> [RECORD EXCERPTS]:
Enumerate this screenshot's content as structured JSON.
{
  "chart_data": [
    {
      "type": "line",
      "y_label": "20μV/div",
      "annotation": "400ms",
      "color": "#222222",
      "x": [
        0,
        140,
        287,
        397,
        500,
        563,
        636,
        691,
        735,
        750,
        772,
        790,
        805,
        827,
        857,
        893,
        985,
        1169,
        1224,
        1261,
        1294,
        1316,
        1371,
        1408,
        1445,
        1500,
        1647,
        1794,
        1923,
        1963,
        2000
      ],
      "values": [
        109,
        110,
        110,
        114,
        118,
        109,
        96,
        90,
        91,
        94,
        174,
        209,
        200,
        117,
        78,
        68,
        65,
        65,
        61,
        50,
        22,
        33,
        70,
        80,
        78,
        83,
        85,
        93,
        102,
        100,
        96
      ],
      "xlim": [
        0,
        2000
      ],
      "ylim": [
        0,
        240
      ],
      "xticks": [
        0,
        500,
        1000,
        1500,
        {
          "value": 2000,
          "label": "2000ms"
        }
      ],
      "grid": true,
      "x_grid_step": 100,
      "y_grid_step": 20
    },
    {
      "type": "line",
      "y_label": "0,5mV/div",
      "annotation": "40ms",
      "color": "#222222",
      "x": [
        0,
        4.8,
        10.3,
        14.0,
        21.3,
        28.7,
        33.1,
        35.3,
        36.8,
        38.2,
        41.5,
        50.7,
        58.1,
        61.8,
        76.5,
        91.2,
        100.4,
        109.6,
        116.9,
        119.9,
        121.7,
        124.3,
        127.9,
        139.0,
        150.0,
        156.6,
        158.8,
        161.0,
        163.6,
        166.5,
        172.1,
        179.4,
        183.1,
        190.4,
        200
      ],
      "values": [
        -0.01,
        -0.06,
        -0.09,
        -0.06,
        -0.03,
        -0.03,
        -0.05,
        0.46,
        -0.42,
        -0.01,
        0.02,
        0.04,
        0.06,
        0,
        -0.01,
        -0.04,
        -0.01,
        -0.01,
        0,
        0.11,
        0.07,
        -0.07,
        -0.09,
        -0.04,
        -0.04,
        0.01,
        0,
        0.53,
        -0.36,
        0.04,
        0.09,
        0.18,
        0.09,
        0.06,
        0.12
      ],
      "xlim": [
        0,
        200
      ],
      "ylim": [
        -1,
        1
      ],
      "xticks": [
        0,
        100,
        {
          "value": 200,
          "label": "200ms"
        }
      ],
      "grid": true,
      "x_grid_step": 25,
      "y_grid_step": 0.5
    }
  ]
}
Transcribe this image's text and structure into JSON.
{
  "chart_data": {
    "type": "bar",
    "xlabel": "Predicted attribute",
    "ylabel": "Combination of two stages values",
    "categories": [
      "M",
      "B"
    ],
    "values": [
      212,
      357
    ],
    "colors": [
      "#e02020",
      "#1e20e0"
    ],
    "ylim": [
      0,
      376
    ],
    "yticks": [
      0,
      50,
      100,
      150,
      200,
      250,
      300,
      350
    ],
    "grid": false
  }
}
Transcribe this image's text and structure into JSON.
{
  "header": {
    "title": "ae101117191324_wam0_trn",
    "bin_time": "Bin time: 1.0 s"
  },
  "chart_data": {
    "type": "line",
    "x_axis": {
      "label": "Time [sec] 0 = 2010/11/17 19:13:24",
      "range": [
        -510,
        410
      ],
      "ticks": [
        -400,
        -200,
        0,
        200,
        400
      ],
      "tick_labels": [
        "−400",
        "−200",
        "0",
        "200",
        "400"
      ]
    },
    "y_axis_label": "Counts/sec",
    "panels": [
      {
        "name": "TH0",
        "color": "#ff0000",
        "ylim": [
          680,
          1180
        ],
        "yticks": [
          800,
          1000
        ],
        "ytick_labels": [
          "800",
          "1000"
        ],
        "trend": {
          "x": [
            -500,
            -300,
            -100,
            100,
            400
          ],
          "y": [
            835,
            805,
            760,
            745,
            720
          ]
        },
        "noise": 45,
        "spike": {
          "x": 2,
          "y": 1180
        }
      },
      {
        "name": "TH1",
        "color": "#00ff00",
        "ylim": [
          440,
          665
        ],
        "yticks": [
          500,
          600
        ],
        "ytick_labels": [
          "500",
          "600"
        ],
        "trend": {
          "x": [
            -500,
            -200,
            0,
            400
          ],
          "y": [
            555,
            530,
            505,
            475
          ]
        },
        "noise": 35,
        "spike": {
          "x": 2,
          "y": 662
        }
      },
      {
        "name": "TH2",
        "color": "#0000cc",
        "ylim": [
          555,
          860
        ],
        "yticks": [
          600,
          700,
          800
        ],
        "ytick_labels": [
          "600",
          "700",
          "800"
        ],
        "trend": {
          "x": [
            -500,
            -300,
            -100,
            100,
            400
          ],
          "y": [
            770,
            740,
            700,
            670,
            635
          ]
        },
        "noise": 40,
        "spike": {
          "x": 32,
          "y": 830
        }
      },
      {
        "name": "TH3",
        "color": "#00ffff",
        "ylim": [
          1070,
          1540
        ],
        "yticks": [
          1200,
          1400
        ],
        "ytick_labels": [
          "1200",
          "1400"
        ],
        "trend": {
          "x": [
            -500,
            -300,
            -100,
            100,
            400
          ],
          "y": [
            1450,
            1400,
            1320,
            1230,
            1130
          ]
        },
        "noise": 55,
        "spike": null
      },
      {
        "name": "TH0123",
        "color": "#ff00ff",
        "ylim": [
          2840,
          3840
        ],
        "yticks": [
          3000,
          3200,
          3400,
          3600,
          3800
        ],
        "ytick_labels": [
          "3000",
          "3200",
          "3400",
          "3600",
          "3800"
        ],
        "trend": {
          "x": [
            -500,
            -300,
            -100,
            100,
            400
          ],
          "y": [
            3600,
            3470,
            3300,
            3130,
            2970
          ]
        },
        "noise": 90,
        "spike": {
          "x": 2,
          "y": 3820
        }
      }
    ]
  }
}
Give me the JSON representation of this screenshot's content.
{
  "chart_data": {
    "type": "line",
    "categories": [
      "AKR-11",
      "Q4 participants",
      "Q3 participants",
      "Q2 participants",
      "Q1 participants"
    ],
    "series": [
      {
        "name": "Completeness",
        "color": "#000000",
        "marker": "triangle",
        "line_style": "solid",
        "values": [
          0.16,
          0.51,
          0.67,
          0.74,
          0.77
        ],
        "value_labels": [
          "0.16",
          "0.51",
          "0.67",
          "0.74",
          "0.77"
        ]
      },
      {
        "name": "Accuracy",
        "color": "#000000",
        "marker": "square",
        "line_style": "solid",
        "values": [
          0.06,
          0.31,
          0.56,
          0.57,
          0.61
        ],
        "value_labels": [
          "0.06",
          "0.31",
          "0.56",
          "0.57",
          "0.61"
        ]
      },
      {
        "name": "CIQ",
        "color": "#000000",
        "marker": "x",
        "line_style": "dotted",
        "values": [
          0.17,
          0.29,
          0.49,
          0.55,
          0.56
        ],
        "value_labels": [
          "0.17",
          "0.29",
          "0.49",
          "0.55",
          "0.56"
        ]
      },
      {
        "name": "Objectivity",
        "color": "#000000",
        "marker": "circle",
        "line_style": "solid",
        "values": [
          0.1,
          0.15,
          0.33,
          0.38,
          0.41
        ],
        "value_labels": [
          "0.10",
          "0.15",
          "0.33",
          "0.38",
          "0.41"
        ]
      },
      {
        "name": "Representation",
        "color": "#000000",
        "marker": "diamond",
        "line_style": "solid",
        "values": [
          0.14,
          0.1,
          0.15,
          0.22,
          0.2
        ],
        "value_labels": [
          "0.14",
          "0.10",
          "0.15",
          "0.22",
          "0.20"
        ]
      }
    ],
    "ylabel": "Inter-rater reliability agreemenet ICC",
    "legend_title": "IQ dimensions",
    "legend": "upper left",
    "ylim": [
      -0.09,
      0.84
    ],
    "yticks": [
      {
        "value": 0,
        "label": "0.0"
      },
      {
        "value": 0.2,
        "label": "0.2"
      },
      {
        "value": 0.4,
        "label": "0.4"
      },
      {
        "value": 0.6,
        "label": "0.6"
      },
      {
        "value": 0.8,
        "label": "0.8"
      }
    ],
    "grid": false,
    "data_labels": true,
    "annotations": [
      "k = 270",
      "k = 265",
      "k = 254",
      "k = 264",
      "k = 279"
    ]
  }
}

> [WRITTEN REQUEST]:
Pick out and copy every line that contains the word "participants".

> [EXPECTED OUTPUT]:
      "Q4 participants",
      "Q3 participants",
      "Q2 participants",
      "Q1 participants"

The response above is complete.